Exercise: Copy all lines holding the word "subtitle" from the entries.

Given entries:
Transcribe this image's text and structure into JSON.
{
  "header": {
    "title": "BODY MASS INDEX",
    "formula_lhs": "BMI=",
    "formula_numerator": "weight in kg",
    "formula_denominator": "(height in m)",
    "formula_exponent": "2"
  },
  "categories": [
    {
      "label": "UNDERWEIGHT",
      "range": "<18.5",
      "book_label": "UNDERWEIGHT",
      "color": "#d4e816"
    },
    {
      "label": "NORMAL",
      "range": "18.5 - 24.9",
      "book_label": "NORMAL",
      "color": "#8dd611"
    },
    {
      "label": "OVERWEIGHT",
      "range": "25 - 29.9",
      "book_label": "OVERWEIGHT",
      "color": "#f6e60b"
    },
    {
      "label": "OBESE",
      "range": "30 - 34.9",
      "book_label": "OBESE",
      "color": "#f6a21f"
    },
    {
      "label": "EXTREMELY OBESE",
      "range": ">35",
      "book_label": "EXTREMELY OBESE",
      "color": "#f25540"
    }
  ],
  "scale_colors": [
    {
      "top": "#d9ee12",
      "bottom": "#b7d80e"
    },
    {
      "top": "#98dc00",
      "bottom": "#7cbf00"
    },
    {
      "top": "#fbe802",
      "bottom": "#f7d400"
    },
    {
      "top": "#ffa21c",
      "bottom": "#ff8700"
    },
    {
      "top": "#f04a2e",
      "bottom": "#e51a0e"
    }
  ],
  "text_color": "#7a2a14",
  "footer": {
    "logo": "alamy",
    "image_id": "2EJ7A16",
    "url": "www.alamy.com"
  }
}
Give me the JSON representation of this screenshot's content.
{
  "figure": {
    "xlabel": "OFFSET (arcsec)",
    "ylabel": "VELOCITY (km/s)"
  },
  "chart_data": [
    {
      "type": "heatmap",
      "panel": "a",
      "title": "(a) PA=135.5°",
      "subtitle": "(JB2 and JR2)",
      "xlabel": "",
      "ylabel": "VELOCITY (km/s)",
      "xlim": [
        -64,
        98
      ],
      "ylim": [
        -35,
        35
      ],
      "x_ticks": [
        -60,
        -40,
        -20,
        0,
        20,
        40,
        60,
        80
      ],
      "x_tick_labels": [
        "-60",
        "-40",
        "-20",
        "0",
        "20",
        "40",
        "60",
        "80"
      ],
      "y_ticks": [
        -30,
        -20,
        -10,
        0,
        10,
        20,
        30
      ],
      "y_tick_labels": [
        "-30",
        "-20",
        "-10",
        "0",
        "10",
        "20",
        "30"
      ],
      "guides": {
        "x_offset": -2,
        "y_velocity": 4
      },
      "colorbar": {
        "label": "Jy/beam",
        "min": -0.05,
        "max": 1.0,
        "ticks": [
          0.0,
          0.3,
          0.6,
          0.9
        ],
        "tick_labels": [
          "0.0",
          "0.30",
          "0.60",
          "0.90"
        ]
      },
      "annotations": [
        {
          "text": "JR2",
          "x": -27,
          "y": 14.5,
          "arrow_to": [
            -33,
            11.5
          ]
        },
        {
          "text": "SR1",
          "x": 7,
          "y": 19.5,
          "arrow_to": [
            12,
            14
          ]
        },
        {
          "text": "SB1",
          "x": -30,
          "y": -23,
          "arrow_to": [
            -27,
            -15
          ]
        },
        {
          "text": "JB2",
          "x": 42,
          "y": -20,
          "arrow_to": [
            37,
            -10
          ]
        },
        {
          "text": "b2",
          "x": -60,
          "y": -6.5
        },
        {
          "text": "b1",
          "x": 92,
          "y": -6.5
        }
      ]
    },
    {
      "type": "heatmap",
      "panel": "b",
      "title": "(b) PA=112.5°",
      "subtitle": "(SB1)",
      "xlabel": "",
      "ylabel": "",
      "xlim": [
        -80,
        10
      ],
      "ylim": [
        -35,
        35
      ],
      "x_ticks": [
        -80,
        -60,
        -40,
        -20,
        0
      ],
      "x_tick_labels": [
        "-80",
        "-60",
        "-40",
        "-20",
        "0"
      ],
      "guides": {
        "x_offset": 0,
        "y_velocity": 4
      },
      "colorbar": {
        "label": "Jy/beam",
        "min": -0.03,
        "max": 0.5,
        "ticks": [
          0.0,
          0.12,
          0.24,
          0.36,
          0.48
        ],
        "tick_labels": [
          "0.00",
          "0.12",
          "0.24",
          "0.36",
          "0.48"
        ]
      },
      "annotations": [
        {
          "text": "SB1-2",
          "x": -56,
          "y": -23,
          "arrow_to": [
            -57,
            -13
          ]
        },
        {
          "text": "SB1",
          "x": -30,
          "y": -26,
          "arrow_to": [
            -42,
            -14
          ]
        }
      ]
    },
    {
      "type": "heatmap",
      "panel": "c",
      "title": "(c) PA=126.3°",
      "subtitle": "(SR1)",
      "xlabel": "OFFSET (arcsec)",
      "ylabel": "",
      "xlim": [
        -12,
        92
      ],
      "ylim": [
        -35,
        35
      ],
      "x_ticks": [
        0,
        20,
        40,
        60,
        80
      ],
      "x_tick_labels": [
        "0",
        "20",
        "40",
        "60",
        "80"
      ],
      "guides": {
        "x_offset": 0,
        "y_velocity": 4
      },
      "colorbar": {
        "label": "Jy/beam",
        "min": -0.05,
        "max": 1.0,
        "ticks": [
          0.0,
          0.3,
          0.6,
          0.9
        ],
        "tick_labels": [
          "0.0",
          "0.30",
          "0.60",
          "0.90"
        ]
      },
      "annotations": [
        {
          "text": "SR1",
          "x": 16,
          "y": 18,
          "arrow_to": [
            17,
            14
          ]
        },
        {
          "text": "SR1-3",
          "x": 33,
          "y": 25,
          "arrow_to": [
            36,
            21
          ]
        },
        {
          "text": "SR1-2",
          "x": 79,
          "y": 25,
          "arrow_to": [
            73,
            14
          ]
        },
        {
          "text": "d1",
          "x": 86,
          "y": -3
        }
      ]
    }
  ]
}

Result of the exercise:
      "subtitle": "(JB2 and JR2)",
      "subtitle": "(SB1)",
      "subtitle": "(SR1)",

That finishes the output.